● **Task instructions**: Below are some entries. Copy each line that holds the string "사단에게".

● **Material supplied**:
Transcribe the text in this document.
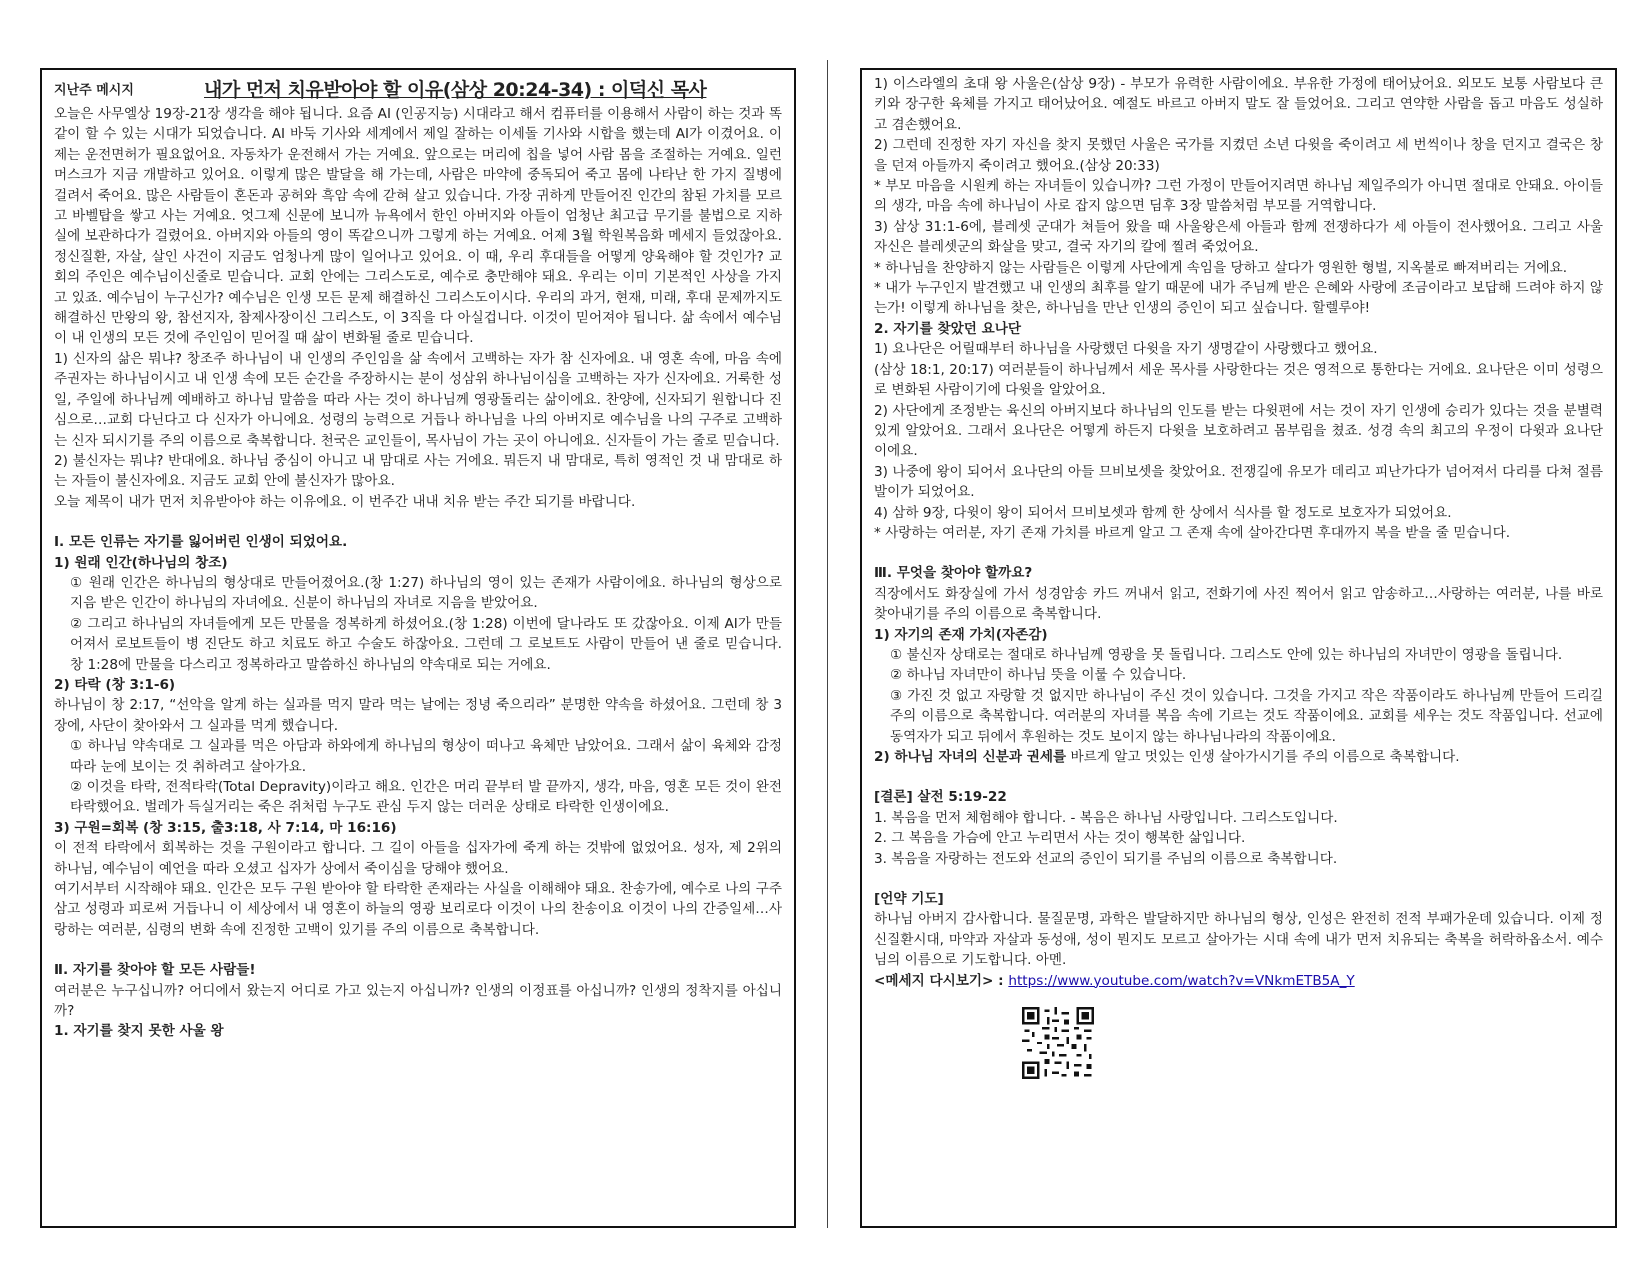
지난주 메시지	내가 먼저 치유받아야 할 이유(삼상 20:24-34) : 이덕신 목사

오늘은 사무엘상 19장-21장 생각을 해야 됩니다. 요즘 AI (인공지능) 시대라고 해서 컴퓨터를 이용해서 사람이 하는 것과 똑같이 할 수 있는 시대가 되었습니다. AI 바둑 기사와 세계에서 제일 잘하는 이세돌 기사와 시합을 했는데 AI가 이겼어요. 이제는 운전면허가 필요없어요. 자동차가 운전해서 가는 거예요. 앞으로는 머리에 칩을 넣어 사람 몸을 조절하는 거예요. 일런 머스크가 지금 개발하고 있어요. 이렇게 많은 발달을 해 가는데, 사람은 마약에 중독되어 죽고 몸에 나타난 한 가지 질병에 걸려서 죽어요. 많은 사람들이 혼돈과 공허와 흑암 속에 갇혀 살고 있습니다. 가장 귀하게 만들어진 인간의 참된 가치를 모르고 바벨탑을 쌓고 사는 거예요. 엇그제 신문에 보니까 뉴욕에서 한인 아버지와 아들이 엄청난 최고급 무기를 불법으로 지하실에 보관하다가 걸렸어요. 아버지와 아들의 영이 똑같으니까 그렇게 하는 거예요. 어제 3월 학원복음화 메세지 들었잖아요. 정신질환, 자살, 살인 사건이 지금도 엄청나게 많이 일어나고 있어요. 이 때, 우리 후대들을 어떻게 양육해야 할 것인가? 교회의 주인은 예수님이신줄로 믿습니다. 교회 안에는 그리스도로, 예수로 충만해야 돼요. 우리는 이미 기본적인 사상을 가지고 있죠. 예수님이 누구신가? 예수님은 인생 모든 문제 해결하신 그리스도이시다. 우리의 과거, 현재, 미래, 후대 문제까지도 해결하신 만왕의 왕, 참선지자, 참제사장이신 그리스도, 이 3직을 다 아실겁니다. 이것이 믿어져야 됩니다. 삶 속에서 예수님이 내 인생의 모든 것에 주인임이 믿어질 때 삶이 변화될 줄로 믿습니다.

1) 신자의 삶은 뭐냐? 창조주 하나님이 내 인생의 주인임을 삶 속에서 고백하는 자가 참 신자에요. 내 영혼 속에, 마음 속에 주권자는 하나님이시고 내 인생 속에 모든 순간을 주장하시는 분이 성삼위 하나님이심을 고백하는 자가 신자에요. 거룩한 성일, 주일에 하나님께 예배하고 하나님 말씀을 따라 사는 것이 하나님께 영광돌리는 삶이에요. 찬양에, 신자되기 원합니다 진심으로…교회 다닌다고 다 신자가 아니에요. 성령의 능력으로 거듭나 하나님을 나의 아버지로 예수님을 나의 구주로 고백하는 신자 되시기를 주의 이름으로 축복합니다. 천국은 교인들이, 목사님이 가는 곳이 아니에요. 신자들이 가는 줄로 믿습니다.

2) 불신자는 뭐냐? 반대에요. 하나님 중심이 아니고 내 맘대로 사는 거에요. 뭐든지 내 맘대로, 특히 영적인 것 내 맘대로 하는 자들이 불신자에요. 지금도 교회 안에 불신자가 많아요.

오늘 제목이 내가 먼저 치유받아야 하는 이유에요. 이 번주간 내내 치유 받는 주간 되기를 바랍니다.

Ⅰ. 모든 인류는 자기를 잃어버린 인생이 되었어요.

1) 원래 인간(하나님의 창조)

① 원래 인간은 하나님의 형상대로 만들어졌어요.(창 1:27) 하나님의 영이 있는 존재가 사람이에요. 하나님의 형상으로 지음 받은 인간이 하나님의 자녀에요. 신분이 하나님의 자녀로 지음을 받았어요.

② 그리고 하나님의 자녀들에게 모든 만물을 정복하게 하셨어요.(창 1:28) 이번에 달나라도 또 갔잖아요. 이제 AI가 만들어져서 로보트들이 병 진단도 하고 치료도 하고 수술도 하잖아요. 그런데 그 로보트도 사람이 만들어 낸 줄로 믿습니다. 창 1:28에 만물을 다스리고 정복하라고 말씀하신 하나님의 약속대로 되는 거에요.

2) 타락 (창 3:1-6)

하나님이 창 2:17, “선악을 알게 하는 실과를 먹지 말라 먹는 날에는 정녕 죽으리라” 분명한 약속을 하셨어요. 그런데 창 3장에, 사단이 찾아와서 그 실과를 먹게 했습니다.

① 하나님 약속대로 그 실과를 먹은 아담과 하와에게 하나님의 형상이 떠나고 육체만 남았어요. 그래서 삶이 육체와 감정 따라 눈에 보이는 것 취하려고 살아가요.

② 이것을 타락, 전적타락(Total Depravity)이라고 해요. 인간은 머리 끝부터 발 끝까지, 생각, 마음, 영혼 모든 것이 완전 타락했어요. 벌레가 득실거리는 죽은 쥐처럼 누구도 관심 두지 않는 더러운 상태로 타락한 인생이에요.

3) 구원=회복 (창 3:15, 출3:18, 사 7:14, 마 16:16)

이 전적 타락에서 회복하는 것을 구원이라고 합니다. 그 길이 아들을 십자가에 죽게 하는 것밖에 없었어요. 성자, 제 2위의 하나님, 예수님이 예언을 따라 오셨고 십자가 상에서 죽이심을 당해야 했어요.

여기서부터 시작해야 돼요. 인간은 모두 구원 받아야 할 타락한 존재라는 사실을 이해해야 돼요. 찬송가에, 예수로 나의 구주 삼고 성령과 피로써 거듭나니 이 세상에서 내 영혼이 하늘의 영광 보리로다 이것이 나의 찬송이요 이것이 나의 간증일세…사랑하는 여러분, 심령의 변화 속에 진정한 고백이 있기를 주의 이름으로 축복합니다.

Ⅱ. 자기를 찾아야 할 모든 사람들!

여러분은 누구십니까? 어디에서 왔는지 어디로 가고 있는지 아십니까? 인생의 이정표를 아십니까? 인생의 정착지를 아십니까?

1. 자기를 찾지 못한 사울 왕

1) 이스라엘의 초대 왕 사울은(삼상 9장) - 부모가 유력한 사람이에요. 부유한 가정에 태어났어요. 외모도 보통 사람보다 큰 키와 장구한 육체를 가지고 태어났어요. 예절도 바르고 아버지 말도 잘 들었어요. 그리고 연약한 사람을 돕고 마음도 성실하고 겸손했어요.

2) 그런데 진정한 자기 자신을 찾지 못했던 사울은 국가를 지켰던 소년 다윗을 죽이려고 세 번씩이나 창을 던지고 결국은 창을 던져 아들까지 죽이려고 했어요.(삼상 20:33)

* 부모 마음을 시원케 하는 자녀들이 있습니까? 그런 가정이 만들어지려면 하나님 제일주의가 아니면 절대로 안돼요. 아이들의 생각, 마음 속에 하나님이 사로 잡지 않으면 딤후 3장 말씀처럼 부모를 거역합니다.

3) 삼상 31:1-6에, 블레셋 군대가 쳐들어 왔을 때 사울왕은세 아들과 함께 전쟁하다가 세 아들이 전사했어요. 그리고 사울 자신은 블레셋군의 화살을 맞고, 결국 자기의 칼에 찔려 죽었어요.

* 하나님을 찬양하지 않는 사람들은 이렇게 사단에게 속임을 당하고 살다가 영원한 형벌, 지옥불로 빠져버리는 거에요.

* 내가 누구인지 발견했고 내 인생의 최후를 알기 때문에 내가 주님께 받은 은혜와 사랑에 조금이라고 보답해 드려야 하지 않는가! 이렇게 하나님을 찾은, 하나님을 만난 인생의 증인이 되고 싶습니다. 할렐루야!

2. 자기를 찾았던 요나단

1) 요나단은 어릴때부터 하나님을 사랑했던 다윗을 자기 생명같이 사랑했다고 했어요.

(삼상 18:1, 20:17) 여러분들이 하나님께서 세운 목사를 사랑한다는 것은 영적으로 통한다는 거에요. 요나단은 이미 성령으로 변화된 사람이기에 다윗을 알았어요.

2) 사단에게 조정받는 육신의 아버지보다 하나님의 인도를 받는 다윗편에 서는 것이 자기 인생에 승리가 있다는 것을 분별력 있게 알았어요. 그래서 요나단은 어떻게 하든지 다윗을 보호하려고 몸부림을 쳤죠. 성경 속의 최고의 우정이 다윗과 요나단이에요.

3) 나중에 왕이 되어서 요나단의 아들 므비보셋을 찾았어요. 전쟁길에 유모가 데리고 피난가다가 넘어져서 다리를 다쳐 절름발이가 되었어요.

4) 삼하 9장, 다윗이 왕이 되어서 므비보셋과 함께 한 상에서 식사를 할 정도로 보호자가 되었어요.

* 사랑하는 여러분, 자기 존재 가치를 바르게 알고 그 존재 속에 살아간다면 후대까지 복을 받을 줄 믿습니다.

Ⅲ. 무엇을 찾아야 할까요?

직장에서도 화장실에 가서 성경암송 카드 꺼내서 읽고, 전화기에 사진 찍어서 읽고 암송하고…사랑하는 여러분, 나를 바로 찾아내기를 주의 이름으로 축복합니다.

1) 자기의 존재 가치(자존감)

① 불신자 상태로는 절대로 하나님께 영광을 못 돌립니다. 그리스도 안에 있는 하나님의 자녀만이 영광을 돌립니다.

② 하나님 자녀만이 하나님 뜻을 이룰 수 있습니다.

③ 가진 것 없고 자랑할 것 없지만 하나님이 주신 것이 있습니다. 그것을 가지고 작은 작품이라도 하나님께 만들어 드리길 주의 이름으로 축복합니다. 여러분의 자녀를 복음 속에 기르는 것도 작품이에요. 교회를 세우는 것도 작품입니다. 선교에 동역자가 되고 뒤에서 후원하는 것도 보이지 않는 하나님나라의 작품이에요.

2) 하나님 자녀의 신분과 권세를 바르게 알고 멋있는 인생 살아가시기를 주의 이름으로 축복합니다.

[결론] 살전 5:19-22

1. 복음을 먼저 체험해야 합니다. - 복음은 하나님 사랑입니다. 그리스도입니다.

2. 그 복음을 가슴에 안고 누리면서 사는 것이 행복한 삶입니다.

3. 복음을 자랑하는 전도와 선교의 증인이 되기를 주님의 이름으로 축복합니다.

[언약 기도]

하나님 아버지 감사합니다. 물질문명, 과학은 발달하지만 하나님의 형상, 인성은 완전히 전적 부패가운데 있습니다. 이제 정신질환시대, 마약과 자살과 동성애, 성이 뭔지도 모르고 살아가는 시대 속에 내가 먼저 치유되는 축복을 허락하옵소서. 예수님의 이름으로 기도합니다. 아멘.

<메세지 다시보기> : https://www.youtube.com/watch?v=VNkmETB5A_Y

● **Correct answer**:
* 하나님을 찬양하지 않는 사람들은 이렇게 사단에게 속임을 당하고 살다가 영원한 형벌, 지옥불로 빠져버리는 거에요.
2) 사단에게 조정받는 육신의 아버지보다 하나님의 인도를 받는 다윗편에 서는 것이 자기 인생에 승리가 있다는 것을 분별력 있게 알았어요. 그래서 요나단은 어떻게 하든지 다윗을 보호하려고 몸부림을 쳤죠. 성경 속의 최고의 우정이 다윗과 요나단이에요.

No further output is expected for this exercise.